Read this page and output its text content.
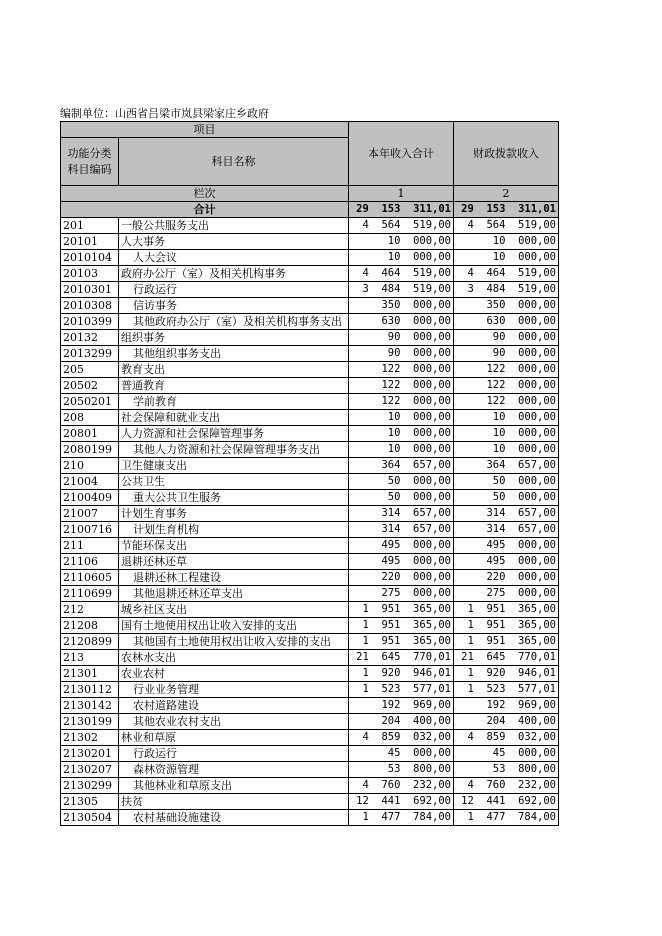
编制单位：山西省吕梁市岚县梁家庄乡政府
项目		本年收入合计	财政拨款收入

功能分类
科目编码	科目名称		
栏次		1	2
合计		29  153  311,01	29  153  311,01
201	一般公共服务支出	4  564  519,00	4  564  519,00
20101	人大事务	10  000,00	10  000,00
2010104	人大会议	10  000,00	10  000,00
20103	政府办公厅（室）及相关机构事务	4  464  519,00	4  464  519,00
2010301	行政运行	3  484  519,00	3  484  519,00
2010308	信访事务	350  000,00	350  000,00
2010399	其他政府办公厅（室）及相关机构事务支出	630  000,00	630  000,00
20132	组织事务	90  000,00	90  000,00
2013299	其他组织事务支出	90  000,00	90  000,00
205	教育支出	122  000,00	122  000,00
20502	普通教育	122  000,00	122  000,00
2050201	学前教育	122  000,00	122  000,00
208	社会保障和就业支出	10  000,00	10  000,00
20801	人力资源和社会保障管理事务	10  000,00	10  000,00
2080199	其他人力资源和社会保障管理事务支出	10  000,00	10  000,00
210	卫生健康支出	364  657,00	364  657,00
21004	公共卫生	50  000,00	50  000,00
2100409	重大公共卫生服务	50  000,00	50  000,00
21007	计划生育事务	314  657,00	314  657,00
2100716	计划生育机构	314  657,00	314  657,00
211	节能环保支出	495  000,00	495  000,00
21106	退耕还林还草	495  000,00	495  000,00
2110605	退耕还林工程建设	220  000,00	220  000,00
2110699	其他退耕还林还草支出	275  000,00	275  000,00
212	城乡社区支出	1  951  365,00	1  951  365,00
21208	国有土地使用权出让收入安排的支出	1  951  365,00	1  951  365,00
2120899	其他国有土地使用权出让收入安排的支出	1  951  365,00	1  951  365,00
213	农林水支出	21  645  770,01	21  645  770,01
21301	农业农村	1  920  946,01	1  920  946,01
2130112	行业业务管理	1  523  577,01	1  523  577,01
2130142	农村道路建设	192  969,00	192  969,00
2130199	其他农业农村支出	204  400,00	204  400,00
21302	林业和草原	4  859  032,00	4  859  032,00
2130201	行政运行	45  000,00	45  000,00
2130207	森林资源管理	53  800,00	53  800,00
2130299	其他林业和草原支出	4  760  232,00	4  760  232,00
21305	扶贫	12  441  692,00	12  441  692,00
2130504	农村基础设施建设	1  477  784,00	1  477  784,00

= = =

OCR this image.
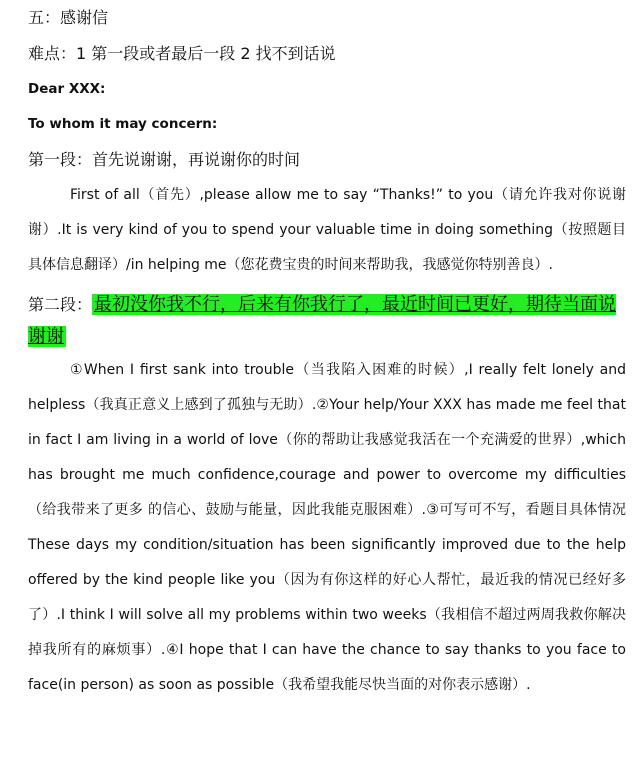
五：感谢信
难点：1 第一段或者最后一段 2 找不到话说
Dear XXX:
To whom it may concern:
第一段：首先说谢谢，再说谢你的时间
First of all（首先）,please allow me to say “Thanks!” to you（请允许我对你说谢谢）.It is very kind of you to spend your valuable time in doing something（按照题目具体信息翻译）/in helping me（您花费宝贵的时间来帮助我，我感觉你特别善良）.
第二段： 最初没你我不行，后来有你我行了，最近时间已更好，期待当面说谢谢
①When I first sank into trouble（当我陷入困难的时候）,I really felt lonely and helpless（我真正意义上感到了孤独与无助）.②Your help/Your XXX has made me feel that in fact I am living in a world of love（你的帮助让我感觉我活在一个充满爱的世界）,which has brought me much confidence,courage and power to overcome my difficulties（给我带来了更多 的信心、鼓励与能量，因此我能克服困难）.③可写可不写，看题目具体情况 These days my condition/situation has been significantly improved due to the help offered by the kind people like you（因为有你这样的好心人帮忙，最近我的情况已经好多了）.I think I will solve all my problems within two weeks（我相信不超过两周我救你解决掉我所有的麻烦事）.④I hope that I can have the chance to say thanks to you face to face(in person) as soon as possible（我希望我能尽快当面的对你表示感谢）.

= = =

Copy all lines in the listing above where the string "this" appears.

Read this page and output its text content.
OCR this image.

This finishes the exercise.